■ Required work ■
Scan the material below for the string "ستاد", and copy every line where it shows up.

Dataset entries
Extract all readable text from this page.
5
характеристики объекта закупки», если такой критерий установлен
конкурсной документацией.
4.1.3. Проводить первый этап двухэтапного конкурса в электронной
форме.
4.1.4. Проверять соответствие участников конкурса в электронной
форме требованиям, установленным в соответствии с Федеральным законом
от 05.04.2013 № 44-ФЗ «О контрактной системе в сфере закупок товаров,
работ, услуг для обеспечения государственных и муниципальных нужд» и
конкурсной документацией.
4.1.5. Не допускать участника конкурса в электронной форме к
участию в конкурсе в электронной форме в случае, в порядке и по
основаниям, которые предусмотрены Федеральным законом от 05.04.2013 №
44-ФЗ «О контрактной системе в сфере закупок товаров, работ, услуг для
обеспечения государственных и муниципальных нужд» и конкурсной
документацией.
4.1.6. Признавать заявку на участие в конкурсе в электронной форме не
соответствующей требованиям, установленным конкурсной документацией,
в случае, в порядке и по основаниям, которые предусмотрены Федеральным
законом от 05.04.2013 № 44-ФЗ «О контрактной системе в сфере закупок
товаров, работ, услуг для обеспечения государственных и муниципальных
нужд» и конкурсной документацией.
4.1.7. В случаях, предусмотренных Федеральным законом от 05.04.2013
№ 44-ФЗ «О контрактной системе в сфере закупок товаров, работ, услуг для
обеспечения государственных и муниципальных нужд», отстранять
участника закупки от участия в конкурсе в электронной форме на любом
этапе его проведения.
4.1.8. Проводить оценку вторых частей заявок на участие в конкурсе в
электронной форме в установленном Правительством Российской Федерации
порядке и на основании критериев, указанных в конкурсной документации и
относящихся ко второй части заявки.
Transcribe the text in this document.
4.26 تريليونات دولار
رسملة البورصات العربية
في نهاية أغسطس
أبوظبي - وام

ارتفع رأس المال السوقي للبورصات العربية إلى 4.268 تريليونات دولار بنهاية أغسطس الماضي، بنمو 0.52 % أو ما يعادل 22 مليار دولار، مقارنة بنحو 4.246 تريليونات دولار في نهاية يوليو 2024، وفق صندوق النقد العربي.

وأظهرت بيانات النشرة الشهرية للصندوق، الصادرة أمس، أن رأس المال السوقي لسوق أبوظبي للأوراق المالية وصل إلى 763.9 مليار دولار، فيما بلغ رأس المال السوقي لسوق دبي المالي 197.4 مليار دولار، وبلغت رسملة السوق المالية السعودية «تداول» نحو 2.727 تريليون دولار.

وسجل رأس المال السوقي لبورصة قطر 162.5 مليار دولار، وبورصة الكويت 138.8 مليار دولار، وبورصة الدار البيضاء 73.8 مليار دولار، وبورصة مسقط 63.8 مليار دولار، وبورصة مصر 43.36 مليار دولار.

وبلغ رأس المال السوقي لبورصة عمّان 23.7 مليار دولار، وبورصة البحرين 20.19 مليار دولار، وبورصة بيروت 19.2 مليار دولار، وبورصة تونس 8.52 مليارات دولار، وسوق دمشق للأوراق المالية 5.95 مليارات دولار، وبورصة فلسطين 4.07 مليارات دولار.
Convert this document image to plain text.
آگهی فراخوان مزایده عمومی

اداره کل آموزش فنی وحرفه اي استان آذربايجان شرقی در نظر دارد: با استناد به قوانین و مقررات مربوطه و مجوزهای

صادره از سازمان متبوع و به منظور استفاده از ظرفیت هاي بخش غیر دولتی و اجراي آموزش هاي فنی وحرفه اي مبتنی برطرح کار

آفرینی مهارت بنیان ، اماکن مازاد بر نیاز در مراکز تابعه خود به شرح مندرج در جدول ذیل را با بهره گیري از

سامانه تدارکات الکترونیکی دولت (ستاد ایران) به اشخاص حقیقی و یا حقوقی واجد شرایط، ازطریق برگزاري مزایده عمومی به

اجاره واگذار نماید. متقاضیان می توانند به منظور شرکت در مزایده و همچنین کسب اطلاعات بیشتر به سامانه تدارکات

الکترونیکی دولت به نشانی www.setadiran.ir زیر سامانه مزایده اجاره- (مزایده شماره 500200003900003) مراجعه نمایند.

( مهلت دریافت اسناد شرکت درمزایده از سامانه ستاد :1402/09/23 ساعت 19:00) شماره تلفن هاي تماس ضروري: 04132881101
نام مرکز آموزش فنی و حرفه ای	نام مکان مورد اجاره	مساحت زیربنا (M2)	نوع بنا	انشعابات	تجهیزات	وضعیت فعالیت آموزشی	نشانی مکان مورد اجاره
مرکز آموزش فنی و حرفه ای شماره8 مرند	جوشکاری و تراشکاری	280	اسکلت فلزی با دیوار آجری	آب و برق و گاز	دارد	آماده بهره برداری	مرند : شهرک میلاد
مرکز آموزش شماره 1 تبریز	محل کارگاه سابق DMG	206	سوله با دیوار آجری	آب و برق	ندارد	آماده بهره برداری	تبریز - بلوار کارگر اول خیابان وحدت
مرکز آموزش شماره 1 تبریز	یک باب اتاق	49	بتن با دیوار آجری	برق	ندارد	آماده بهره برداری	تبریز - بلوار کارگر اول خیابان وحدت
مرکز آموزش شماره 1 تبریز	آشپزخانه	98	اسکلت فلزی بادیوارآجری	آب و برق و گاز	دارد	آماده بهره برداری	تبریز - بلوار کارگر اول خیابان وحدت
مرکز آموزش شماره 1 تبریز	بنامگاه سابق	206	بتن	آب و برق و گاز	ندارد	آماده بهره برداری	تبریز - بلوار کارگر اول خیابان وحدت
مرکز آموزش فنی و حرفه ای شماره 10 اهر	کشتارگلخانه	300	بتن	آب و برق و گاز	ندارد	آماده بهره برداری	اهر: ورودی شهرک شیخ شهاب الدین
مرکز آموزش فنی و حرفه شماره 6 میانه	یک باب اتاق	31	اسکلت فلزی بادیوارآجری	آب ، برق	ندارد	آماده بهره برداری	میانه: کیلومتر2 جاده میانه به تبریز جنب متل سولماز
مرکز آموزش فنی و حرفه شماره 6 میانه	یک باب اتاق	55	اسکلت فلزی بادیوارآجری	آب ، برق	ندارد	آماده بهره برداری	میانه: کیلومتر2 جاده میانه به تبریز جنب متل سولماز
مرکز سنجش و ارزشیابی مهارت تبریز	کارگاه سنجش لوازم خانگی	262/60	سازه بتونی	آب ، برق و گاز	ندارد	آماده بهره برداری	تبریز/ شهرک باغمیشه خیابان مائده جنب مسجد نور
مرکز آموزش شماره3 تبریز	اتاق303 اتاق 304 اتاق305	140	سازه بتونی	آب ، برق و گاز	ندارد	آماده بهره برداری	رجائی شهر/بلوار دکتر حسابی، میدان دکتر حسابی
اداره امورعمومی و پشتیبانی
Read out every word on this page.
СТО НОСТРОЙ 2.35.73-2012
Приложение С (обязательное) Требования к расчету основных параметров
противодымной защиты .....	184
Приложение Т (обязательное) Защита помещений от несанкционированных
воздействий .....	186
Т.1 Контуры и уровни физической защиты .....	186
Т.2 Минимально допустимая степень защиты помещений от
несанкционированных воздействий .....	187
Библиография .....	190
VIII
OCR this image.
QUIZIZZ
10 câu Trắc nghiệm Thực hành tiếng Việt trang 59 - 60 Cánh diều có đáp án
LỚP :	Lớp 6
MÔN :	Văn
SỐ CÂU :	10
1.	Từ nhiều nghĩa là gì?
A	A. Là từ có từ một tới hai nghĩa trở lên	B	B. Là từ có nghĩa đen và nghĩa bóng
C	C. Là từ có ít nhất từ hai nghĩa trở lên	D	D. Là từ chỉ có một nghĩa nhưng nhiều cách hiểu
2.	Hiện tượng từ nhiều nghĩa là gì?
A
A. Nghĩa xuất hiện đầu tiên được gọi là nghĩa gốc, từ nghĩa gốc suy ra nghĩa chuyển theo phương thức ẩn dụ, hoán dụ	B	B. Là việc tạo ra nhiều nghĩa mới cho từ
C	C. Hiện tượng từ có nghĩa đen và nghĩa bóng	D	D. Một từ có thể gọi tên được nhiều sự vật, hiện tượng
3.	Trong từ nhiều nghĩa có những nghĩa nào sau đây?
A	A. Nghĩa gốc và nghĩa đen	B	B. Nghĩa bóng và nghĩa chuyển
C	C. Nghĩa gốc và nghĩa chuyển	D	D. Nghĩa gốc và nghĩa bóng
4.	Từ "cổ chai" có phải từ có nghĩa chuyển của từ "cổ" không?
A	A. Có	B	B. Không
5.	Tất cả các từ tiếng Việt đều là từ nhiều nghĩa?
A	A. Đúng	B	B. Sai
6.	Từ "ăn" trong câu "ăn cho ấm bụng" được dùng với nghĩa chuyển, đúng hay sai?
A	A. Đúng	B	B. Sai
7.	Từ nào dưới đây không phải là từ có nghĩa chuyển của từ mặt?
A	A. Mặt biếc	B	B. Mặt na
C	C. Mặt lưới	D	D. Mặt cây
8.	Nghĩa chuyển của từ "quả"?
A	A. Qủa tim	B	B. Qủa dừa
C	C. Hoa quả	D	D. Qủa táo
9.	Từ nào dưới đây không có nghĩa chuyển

■ Result for this task ■
سامانه تدارکات الکترونیکی دولت (ستاد ایران) به اشخاص حقیقی و یا حقوقی واجد شرایط، ازطریق برگزاري مزایده عمومی به
( مهلت دریافت اسناد شرکت درمزایده از سامانه ستاد :1402/09/23 ساعت 19:00) شماره تلفن هاي تماس ضروري: 04132881101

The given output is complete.